Written problem: Please list all lines of the material below in which the string "Principles" occurs.

+ + +

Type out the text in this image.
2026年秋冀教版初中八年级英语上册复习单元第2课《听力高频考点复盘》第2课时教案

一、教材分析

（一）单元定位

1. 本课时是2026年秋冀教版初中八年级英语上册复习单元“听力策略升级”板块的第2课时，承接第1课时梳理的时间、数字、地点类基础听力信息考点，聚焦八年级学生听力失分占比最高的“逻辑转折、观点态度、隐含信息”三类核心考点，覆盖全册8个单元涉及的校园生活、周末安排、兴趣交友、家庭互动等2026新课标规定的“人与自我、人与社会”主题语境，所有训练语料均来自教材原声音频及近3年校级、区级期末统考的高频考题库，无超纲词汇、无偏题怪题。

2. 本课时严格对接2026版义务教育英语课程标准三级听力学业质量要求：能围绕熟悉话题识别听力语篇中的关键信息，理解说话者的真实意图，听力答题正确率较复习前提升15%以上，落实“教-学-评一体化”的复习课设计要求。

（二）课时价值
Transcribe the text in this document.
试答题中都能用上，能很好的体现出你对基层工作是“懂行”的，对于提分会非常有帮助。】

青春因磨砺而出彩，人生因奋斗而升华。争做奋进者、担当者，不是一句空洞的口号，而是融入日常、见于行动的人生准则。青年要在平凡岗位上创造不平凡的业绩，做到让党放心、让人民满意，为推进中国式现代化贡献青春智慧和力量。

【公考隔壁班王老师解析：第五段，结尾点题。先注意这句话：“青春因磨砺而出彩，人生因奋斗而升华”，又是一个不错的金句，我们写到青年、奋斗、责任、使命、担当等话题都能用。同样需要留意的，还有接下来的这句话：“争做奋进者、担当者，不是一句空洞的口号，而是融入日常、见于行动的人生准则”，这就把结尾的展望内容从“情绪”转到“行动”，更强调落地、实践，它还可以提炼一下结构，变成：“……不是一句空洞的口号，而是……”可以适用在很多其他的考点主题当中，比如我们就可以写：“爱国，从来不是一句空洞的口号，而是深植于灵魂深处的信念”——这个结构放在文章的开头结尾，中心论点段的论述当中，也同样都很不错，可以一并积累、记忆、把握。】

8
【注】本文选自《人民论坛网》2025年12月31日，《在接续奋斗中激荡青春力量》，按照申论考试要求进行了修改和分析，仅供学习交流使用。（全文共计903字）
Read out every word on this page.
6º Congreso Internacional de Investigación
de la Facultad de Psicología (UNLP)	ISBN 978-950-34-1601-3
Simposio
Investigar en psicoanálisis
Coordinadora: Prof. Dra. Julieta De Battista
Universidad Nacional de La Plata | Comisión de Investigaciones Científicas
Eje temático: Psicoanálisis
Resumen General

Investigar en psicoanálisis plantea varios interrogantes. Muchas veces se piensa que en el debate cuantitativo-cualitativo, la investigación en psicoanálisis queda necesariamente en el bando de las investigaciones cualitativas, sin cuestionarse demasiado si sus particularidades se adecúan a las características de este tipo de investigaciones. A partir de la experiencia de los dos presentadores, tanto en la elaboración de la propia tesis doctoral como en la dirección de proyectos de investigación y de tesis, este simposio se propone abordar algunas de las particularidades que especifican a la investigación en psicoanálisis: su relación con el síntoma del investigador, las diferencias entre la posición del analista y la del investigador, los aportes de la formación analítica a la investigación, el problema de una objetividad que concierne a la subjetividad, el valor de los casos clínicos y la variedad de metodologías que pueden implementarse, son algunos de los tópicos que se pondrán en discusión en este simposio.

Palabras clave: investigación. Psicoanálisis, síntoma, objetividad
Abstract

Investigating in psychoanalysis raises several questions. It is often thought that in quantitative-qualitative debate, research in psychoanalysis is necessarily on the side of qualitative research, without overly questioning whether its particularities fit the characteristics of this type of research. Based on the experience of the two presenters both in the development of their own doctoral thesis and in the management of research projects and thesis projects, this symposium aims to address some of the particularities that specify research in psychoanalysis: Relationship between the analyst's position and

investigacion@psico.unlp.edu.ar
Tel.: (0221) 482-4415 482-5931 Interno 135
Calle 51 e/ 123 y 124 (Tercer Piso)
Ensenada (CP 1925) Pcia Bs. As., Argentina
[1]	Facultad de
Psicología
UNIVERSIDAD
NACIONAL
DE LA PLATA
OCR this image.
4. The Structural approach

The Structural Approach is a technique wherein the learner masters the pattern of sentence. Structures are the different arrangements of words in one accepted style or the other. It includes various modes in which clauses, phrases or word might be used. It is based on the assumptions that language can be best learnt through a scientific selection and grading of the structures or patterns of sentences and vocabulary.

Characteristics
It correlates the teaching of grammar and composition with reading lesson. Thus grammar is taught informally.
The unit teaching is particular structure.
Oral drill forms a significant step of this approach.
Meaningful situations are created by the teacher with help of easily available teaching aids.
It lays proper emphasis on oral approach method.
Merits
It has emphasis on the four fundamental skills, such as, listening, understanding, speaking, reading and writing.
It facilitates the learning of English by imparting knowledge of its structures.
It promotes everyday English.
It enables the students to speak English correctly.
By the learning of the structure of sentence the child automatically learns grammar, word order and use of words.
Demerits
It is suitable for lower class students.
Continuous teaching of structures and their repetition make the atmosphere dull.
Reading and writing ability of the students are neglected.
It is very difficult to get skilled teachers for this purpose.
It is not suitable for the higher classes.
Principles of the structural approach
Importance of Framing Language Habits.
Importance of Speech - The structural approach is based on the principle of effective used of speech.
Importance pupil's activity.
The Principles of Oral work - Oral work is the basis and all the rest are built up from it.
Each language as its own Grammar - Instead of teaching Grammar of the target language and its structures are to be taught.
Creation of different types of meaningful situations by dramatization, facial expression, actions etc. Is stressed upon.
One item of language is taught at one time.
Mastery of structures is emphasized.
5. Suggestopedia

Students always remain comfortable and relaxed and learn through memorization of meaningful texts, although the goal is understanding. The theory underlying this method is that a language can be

+ + +

Solution to this task:
Principles of the structural approach
The Principles of Oral work - Oral work is the basis and all the rest are built up from it.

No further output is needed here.